Directive: Return each of the lines below verbatim, character for character.

=== Information provided ===

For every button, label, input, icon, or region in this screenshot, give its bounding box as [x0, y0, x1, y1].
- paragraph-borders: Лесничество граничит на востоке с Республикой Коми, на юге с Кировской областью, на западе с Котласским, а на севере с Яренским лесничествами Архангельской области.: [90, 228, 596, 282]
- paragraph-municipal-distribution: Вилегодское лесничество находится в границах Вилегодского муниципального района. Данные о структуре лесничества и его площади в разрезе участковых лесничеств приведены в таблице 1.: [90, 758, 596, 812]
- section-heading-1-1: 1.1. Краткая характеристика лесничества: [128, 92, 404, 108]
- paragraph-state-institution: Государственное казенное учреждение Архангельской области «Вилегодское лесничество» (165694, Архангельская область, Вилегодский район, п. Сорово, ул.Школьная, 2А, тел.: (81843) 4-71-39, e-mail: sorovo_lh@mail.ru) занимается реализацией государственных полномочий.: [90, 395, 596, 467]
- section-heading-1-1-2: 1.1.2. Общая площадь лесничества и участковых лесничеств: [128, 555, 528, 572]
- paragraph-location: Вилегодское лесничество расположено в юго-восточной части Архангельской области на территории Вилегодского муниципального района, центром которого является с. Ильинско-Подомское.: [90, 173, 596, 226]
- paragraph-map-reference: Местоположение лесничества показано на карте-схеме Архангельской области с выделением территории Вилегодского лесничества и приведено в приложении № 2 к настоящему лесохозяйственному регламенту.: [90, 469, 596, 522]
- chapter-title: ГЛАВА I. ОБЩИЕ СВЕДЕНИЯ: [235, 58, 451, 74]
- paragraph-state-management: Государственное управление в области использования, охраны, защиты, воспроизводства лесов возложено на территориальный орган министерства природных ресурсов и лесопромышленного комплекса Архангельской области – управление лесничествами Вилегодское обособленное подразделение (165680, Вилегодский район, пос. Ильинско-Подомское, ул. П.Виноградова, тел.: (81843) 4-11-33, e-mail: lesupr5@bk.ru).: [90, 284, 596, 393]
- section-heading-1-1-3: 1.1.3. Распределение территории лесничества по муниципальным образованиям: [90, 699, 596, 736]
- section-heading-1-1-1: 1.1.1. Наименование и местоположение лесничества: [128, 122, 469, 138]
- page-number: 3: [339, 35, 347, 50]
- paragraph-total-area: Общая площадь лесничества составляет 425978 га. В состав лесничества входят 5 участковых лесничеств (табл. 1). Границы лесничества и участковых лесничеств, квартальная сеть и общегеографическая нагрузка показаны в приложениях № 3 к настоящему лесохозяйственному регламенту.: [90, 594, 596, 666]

===

Response:
For every button, label, input, icon, or region in this screenshot, give its bounding box as [x0, y0, x1, y1].
- paragraph-borders: Лесничество граничит на востоке с Республикой Коми, на юге с Кировской областью, на западе с Котласским, а на севере с Яренским лесничествами Архангельской области.: [90, 228, 596, 282]
- paragraph-municipal-distribution: Вилегодское лесничество находится в границах Вилегодского муниципального района. Данные о структуре лесничества и его площади в разрезе участковых лесничеств приведены в таблице 1.: [90, 758, 596, 812]
- section-heading-1-1: 1.1. Краткая характеристика лесничества: [128, 92, 404, 108]
- paragraph-state-institution: Государственное казенное учреждение Архангельской области «Вилегодское лесничество» (165694, Архангельская область, Вилегодский район, п. Сорово, ул.Школьная, 2А, тел.: (81843) 4-71-39, e-mail: sorovo_lh@mail.ru) занимается реализацией государственных полномочий.: [90, 395, 596, 467]
- section-heading-1-1-2: 1.1.2. Общая площадь лесничества и участковых лесничеств: [128, 555, 528, 572]
- paragraph-location: Вилегодское лесничество расположено в юго-восточной части Архангельской области на территории Вилегодского муниципального района, центром которого является с. Ильинско-Подомское.: [90, 173, 596, 226]
- paragraph-map-reference: Местоположение лесничества показано на карте-схеме Архангельской области с выделением территории Вилегодского лесничества и приведено в приложении № 2 к настоящему лесохозяйственному регламенту.: [90, 469, 596, 522]
- chapter-title: ГЛАВА I. ОБЩИЕ СВЕДЕНИЯ: [235, 58, 451, 74]
- paragraph-state-management: Государственное управление в области использования, охраны, защиты, воспроизводства лесов возложено на территориальный орган министерства природных ресурсов и лесопромышленного комплекса Архангельской области – управление лесничествами Вилегодское обособленное подразделение (165680, Вилегодский район, пос. Ильинско-Подомское, ул. П.Виноградова, тел.: (81843) 4-11-33, e-mail: lesupr5@bk.ru).: [90, 284, 596, 393]
- section-heading-1-1-3: 1.1.3. Распределение территории лесничества по муниципальным образованиям: [90, 699, 596, 736]
- section-heading-1-1-1: 1.1.1. Наименование и местоположение лесничества: [128, 122, 469, 138]
- page-number: 3: [339, 35, 347, 50]
- paragraph-total-area: Общая площадь лесничества составляет 425978 га. В состав лесничества входят 5 участковых лесничеств (табл. 1). Границы лесничества и участковых лесничеств, квартальная сеть и общегеографическая нагрузка показаны в приложениях № 3 к настоящему лесохозяйственному регламенту.: [90, 594, 596, 666]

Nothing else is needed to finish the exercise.